* **WRITTEN REQUEST**: Are you able to quote each entry exactly as written?

* **DATASET RECORDS**:
* * * *

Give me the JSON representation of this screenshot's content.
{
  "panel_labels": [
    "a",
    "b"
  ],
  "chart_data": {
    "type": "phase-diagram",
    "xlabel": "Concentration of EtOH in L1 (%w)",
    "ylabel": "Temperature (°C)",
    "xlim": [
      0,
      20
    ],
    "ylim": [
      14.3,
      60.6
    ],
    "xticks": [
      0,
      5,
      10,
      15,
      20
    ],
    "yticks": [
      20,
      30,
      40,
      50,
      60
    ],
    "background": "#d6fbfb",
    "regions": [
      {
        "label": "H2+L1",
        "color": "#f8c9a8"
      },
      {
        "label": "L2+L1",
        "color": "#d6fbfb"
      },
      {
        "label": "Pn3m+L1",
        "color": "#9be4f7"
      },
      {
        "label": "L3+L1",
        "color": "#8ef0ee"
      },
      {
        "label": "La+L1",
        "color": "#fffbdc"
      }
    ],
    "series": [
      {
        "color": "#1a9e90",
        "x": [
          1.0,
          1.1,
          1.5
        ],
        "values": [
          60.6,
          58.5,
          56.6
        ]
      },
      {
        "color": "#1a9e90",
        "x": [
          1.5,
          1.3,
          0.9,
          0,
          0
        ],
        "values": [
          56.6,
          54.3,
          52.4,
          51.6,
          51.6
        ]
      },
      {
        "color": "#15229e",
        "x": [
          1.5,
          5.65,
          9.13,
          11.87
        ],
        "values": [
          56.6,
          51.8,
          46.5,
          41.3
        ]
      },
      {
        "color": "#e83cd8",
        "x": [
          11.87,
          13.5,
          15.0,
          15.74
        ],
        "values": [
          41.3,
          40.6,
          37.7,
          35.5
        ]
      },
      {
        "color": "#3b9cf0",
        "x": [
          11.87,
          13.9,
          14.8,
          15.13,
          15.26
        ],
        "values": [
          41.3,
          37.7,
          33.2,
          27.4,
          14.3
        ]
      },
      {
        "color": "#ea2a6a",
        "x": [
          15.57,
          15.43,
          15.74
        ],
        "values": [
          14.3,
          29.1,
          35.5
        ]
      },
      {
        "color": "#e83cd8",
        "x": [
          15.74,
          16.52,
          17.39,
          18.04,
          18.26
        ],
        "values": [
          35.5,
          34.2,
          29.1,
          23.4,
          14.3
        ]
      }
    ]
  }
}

* * * *

* **RESULT BELOW**:
Give me the JSON representation of this screenshot's content.
{
  "panel_labels": [
    "a",
    "b"
  ],
  "chart_data": {
    "type": "phase-diagram",
    "xlabel": "Concentration of EtOH in L1 (%w)",
    "ylabel": "Temperature (°C)",
    "xlim": [
      0,
      20
    ],
    "ylim": [
      14.3,
      60.6
    ],
    "xticks": [
      0,
      5,
      10,
      15,
      20
    ],
    "yticks": [
      20,
      30,
      40,
      50,
      60
    ],
    "background": "#d6fbfb",
    "regions": [
      {
        "label": "H2+L1",
        "color": "#f8c9a8"
      },
      {
        "label": "L2+L1",
        "color": "#d6fbfb"
      },
      {
        "label": "Pn3m+L1",
        "color": "#9be4f7"
      },
      {
        "label": "L3+L1",
        "color": "#8ef0ee"
      },
      {
        "label": "La+L1",
        "color": "#fffbdc"
      }
    ],
    "series": [
      {
        "color": "#1a9e90",
        "x": [
          1.0,
          1.1,
          1.5
        ],
        "values": [
          60.6,
          58.5,
          56.6
        ]
      },
      {
        "color": "#1a9e90",
        "x": [
          1.5,
          1.3,
          0.9,
          0,
          0
        ],
        "values": [
          56.6,
          54.3,
          52.4,
          51.6,
          51.6
        ]
      },
      {
        "color": "#15229e",
        "x": [
          1.5,
          5.65,
          9.13,
          11.87
        ],
        "values": [
          56.6,
          51.8,
          46.5,
          41.3
        ]
      },
      {
        "color": "#e83cd8",
        "x": [
          11.87,
          13.5,
          15.0,
          15.74
        ],
        "values": [
          41.3,
          40.6,
          37.7,
          35.5
        ]
      },
      {
        "color": "#3b9cf0",
        "x": [
          11.87,
          13.9,
          14.8,
          15.13,
          15.26
        ],
        "values": [
          41.3,
          37.7,
          33.2,
          27.4,
          14.3
        ]
      },
      {
        "color": "#ea2a6a",
        "x": [
          15.57,
          15.43,
          15.74
        ],
        "values": [
          14.3,
          29.1,
          35.5
        ]
      },
      {
        "color": "#e83cd8",
        "x": [
          15.74,
          16.52,
          17.39,
          18.04,
          18.26
        ],
        "values": [
          35.5,
          34.2,
          29.1,
          23.4,
          14.3
        ]
      }
    ]
  }
}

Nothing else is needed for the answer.